(Extracted data entries)

===============

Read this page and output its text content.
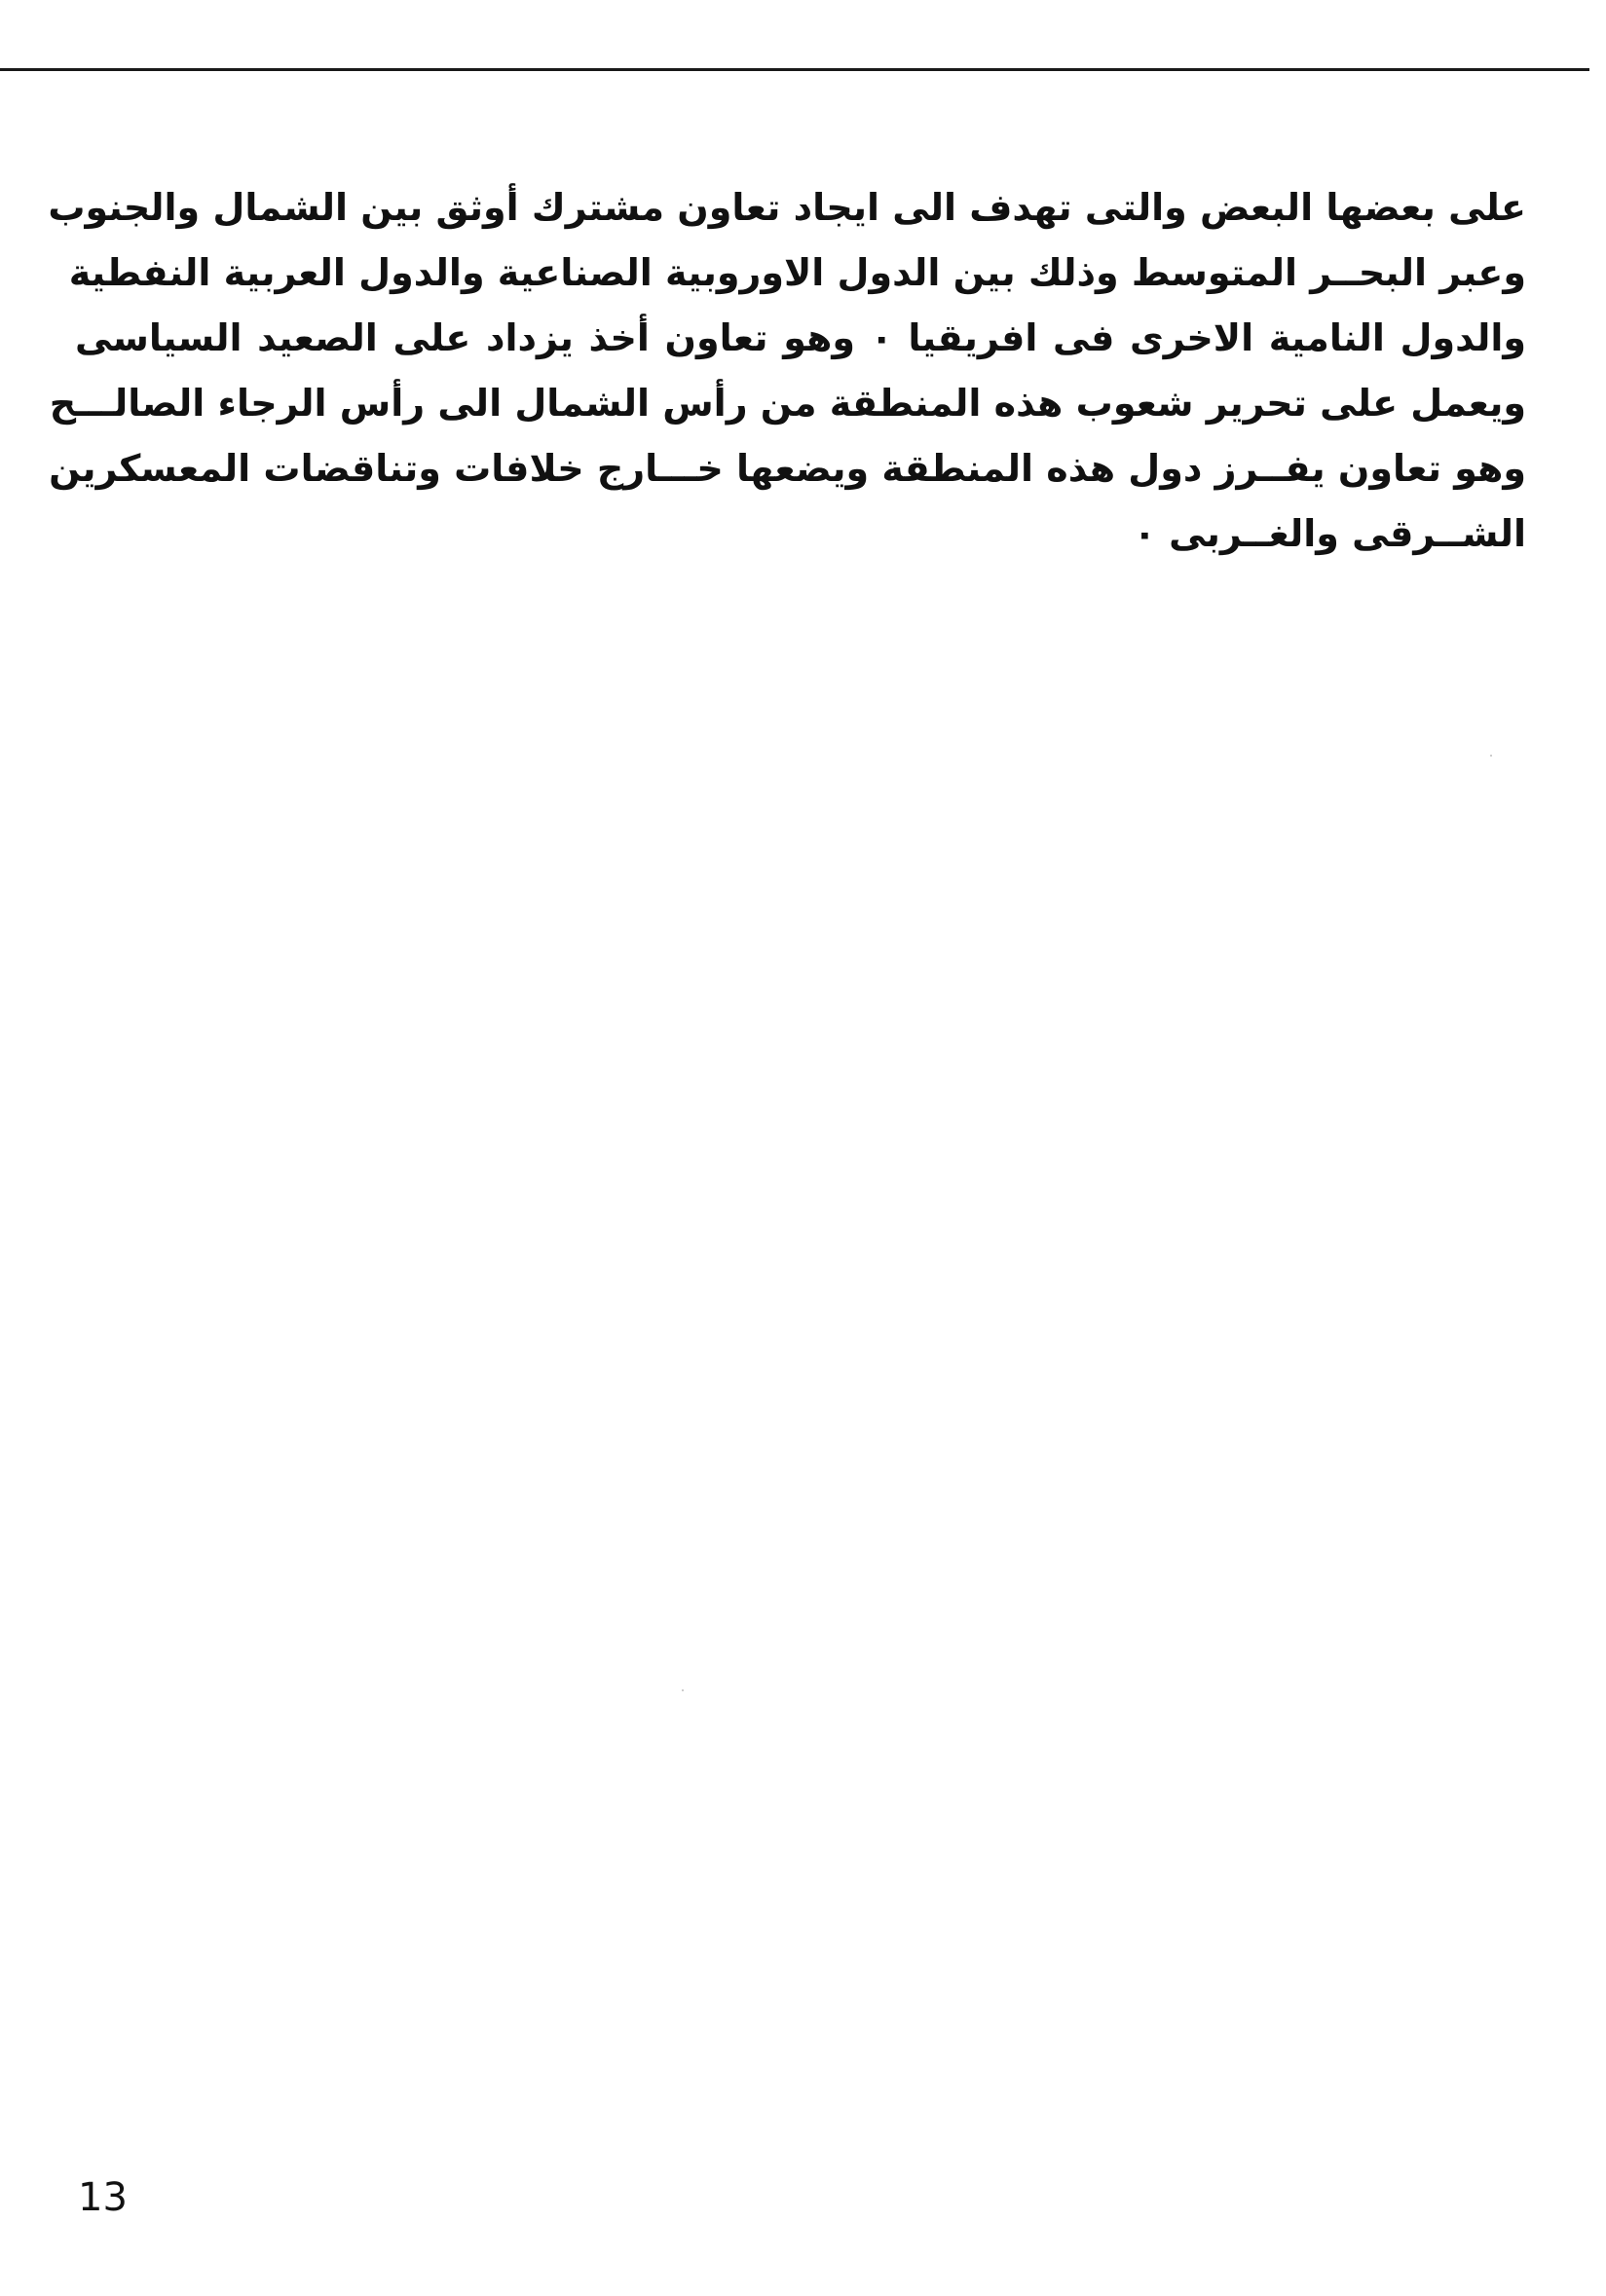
على بعضها البعض والتى تهدف الى ايجاد تعاون مشترك أوثق بين الشمال والجنوب
وعبر البحــر المتوسط وذلك بين الدول الاوروبية الصناعية والدول العربية النفطية
والدول النامية الاخرى فى افريقيا ٠ وهو تعاون أخذ يزداد على الصعيد السياسى
ويعمل على تحرير شعوب هذه المنطقة من رأس الشمال الى رأس الرجاء الصالـــح
وهو تعاون يفــرز دول هذه المنطقة ويضعها خـــارج خلافات وتناقضات المعسكرين
الشــرقى والغــربى ٠
13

===============

§ REQUIRED TASK: Quote the material in full and exactly; do not carry over its pictures.

§ EXPECTED ANSWER:
Read this page and output its text content.
على بعضها البعض والتى تهدف الى ايجاد تعاون مشترك أوثق بين الشمال والجنوب
وعبر البحــر المتوسط وذلك بين الدول الاوروبية الصناعية والدول العربية النفطية
والدول النامية الاخرى فى افريقيا ٠ وهو تعاون أخذ يزداد على الصعيد السياسى
ويعمل على تحرير شعوب هذه المنطقة من رأس الشمال الى رأس الرجاء الصالـــح
وهو تعاون يفــرز دول هذه المنطقة ويضعها خـــارج خلافات وتناقضات المعسكرين
الشــرقى والغــربى ٠
13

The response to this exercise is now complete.